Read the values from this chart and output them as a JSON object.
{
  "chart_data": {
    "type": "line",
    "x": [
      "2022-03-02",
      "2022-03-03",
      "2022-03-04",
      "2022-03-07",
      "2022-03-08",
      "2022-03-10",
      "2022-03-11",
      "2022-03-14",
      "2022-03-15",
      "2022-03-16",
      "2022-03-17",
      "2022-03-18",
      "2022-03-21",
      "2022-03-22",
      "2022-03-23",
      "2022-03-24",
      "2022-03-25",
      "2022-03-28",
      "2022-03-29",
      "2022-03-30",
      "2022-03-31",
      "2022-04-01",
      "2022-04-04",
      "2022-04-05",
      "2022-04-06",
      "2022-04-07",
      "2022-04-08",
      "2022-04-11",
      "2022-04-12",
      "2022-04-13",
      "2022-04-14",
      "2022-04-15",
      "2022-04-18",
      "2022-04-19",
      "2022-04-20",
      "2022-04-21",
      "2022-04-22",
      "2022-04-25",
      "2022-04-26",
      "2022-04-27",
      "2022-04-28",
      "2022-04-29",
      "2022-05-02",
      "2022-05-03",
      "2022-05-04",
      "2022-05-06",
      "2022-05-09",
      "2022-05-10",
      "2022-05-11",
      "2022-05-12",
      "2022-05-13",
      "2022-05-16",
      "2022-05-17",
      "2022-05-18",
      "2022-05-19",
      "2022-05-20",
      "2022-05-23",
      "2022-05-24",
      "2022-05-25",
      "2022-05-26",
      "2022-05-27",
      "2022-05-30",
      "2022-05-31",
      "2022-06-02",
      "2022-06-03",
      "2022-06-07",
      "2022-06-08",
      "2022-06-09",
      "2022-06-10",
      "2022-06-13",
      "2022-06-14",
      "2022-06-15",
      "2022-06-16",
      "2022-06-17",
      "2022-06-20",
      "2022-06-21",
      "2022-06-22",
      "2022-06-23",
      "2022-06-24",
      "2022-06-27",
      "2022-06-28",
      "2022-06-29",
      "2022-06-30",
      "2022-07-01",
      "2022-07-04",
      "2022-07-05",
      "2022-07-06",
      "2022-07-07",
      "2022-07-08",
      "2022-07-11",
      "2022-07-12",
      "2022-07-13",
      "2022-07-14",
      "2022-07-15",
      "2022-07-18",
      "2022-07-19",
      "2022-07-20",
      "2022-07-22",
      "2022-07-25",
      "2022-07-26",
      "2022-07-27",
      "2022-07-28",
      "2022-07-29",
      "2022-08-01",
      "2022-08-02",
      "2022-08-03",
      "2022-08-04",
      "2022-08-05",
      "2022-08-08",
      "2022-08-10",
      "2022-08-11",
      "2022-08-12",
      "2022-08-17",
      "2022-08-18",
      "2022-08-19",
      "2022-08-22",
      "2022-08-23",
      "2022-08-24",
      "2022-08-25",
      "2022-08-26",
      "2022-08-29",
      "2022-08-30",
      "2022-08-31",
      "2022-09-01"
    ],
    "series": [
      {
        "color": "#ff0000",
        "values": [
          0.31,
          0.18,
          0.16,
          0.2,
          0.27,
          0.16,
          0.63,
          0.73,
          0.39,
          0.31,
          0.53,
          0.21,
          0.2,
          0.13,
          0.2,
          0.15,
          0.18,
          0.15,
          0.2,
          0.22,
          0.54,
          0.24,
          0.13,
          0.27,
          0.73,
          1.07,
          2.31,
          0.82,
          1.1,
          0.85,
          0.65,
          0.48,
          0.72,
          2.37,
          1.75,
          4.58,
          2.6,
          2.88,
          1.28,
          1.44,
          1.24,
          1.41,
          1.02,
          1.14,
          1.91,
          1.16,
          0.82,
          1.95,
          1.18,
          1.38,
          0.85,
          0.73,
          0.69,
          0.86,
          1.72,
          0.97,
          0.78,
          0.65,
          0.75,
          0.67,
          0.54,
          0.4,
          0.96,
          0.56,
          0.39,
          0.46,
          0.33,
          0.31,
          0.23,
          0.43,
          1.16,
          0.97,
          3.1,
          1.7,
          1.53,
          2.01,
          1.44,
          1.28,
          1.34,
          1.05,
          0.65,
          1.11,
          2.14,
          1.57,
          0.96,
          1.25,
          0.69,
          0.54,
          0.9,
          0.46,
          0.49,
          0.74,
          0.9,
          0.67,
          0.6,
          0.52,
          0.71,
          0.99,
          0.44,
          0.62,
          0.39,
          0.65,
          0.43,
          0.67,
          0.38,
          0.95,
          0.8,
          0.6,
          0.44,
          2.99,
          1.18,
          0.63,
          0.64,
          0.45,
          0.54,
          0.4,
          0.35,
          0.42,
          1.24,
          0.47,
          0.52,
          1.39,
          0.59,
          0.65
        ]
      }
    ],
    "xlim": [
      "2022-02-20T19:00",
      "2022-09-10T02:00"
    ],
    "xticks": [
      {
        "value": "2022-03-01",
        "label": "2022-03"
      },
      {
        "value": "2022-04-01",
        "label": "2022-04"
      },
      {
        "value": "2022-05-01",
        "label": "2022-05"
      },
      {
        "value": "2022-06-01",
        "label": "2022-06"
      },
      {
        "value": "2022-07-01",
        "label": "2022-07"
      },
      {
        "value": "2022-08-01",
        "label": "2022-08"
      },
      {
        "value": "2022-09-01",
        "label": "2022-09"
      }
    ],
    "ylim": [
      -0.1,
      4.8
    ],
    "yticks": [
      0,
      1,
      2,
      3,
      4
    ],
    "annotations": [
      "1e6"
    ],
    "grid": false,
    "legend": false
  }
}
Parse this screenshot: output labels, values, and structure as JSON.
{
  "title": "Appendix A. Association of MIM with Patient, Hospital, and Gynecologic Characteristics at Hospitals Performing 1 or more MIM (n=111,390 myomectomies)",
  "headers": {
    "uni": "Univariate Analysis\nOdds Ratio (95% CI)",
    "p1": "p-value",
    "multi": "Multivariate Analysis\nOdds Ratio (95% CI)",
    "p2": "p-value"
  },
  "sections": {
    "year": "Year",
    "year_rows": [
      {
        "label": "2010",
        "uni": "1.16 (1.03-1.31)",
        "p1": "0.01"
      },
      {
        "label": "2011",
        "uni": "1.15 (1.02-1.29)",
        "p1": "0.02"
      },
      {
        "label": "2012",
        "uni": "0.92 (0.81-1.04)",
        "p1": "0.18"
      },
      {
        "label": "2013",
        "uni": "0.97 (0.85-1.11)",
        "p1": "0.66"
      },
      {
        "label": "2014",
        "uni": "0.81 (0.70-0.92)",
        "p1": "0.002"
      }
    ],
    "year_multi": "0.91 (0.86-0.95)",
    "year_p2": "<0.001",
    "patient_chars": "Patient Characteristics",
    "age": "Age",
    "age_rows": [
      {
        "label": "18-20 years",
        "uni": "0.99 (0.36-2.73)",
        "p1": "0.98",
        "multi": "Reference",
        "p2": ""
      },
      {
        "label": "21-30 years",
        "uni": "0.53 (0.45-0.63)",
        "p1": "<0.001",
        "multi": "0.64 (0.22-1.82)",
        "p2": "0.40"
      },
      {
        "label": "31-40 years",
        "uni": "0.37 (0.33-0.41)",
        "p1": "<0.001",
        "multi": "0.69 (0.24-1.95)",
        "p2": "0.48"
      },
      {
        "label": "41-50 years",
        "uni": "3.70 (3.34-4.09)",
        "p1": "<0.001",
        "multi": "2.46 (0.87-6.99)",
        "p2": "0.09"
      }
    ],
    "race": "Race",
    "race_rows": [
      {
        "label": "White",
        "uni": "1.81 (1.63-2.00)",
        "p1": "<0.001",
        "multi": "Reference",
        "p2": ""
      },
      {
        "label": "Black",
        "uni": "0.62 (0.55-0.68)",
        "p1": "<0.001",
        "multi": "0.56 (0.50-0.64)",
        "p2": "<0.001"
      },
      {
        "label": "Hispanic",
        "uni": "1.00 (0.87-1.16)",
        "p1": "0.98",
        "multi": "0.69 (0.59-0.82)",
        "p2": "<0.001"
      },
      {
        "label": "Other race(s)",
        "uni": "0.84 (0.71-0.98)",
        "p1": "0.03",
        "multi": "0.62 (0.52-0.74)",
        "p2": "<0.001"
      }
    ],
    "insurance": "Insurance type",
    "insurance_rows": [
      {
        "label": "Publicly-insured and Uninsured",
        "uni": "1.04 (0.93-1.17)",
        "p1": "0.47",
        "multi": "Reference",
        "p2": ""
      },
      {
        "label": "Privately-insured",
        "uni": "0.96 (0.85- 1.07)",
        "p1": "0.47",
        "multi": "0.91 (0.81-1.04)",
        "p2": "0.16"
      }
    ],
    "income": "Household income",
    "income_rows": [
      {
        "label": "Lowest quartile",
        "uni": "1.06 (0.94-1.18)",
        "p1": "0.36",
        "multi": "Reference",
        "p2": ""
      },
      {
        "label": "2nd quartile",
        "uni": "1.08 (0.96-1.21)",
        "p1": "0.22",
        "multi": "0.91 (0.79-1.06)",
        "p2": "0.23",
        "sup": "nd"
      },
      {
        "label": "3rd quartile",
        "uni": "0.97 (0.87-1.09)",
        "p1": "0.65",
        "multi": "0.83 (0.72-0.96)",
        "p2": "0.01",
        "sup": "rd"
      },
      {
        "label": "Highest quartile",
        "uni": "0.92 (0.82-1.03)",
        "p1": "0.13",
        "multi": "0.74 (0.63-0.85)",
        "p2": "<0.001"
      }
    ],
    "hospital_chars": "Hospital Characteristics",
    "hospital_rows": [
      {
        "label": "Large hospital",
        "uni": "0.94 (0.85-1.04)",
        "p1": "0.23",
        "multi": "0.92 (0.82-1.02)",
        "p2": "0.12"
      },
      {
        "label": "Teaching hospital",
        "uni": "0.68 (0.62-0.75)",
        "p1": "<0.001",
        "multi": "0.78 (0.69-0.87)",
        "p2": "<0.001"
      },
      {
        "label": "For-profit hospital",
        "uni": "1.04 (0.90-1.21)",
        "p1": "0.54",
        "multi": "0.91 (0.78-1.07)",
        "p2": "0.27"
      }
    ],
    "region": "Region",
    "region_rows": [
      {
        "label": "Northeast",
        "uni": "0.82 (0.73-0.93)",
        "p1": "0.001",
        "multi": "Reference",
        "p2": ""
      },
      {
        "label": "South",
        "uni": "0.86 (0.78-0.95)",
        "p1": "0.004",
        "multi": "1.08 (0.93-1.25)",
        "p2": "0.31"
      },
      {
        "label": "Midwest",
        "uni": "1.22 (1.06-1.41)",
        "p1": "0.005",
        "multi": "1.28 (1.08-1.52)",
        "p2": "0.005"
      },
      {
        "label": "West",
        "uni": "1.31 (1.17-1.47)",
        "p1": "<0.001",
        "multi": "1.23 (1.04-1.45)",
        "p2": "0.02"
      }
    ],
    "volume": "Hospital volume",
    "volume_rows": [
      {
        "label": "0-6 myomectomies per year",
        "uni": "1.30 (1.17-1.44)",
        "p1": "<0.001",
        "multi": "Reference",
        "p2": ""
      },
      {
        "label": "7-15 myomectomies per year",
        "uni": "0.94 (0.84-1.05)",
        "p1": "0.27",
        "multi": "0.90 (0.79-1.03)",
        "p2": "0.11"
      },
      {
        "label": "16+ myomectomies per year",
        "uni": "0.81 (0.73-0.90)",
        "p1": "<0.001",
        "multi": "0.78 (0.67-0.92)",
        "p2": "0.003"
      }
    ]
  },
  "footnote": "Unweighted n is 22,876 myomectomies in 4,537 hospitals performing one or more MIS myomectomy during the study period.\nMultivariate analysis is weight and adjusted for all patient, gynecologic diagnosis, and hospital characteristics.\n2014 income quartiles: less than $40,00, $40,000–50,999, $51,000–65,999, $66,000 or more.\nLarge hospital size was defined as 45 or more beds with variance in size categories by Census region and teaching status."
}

====================

= What needs to be done =
Report how many lines in the listing include the word "years". Give nothing but the count.

= The completed task =
4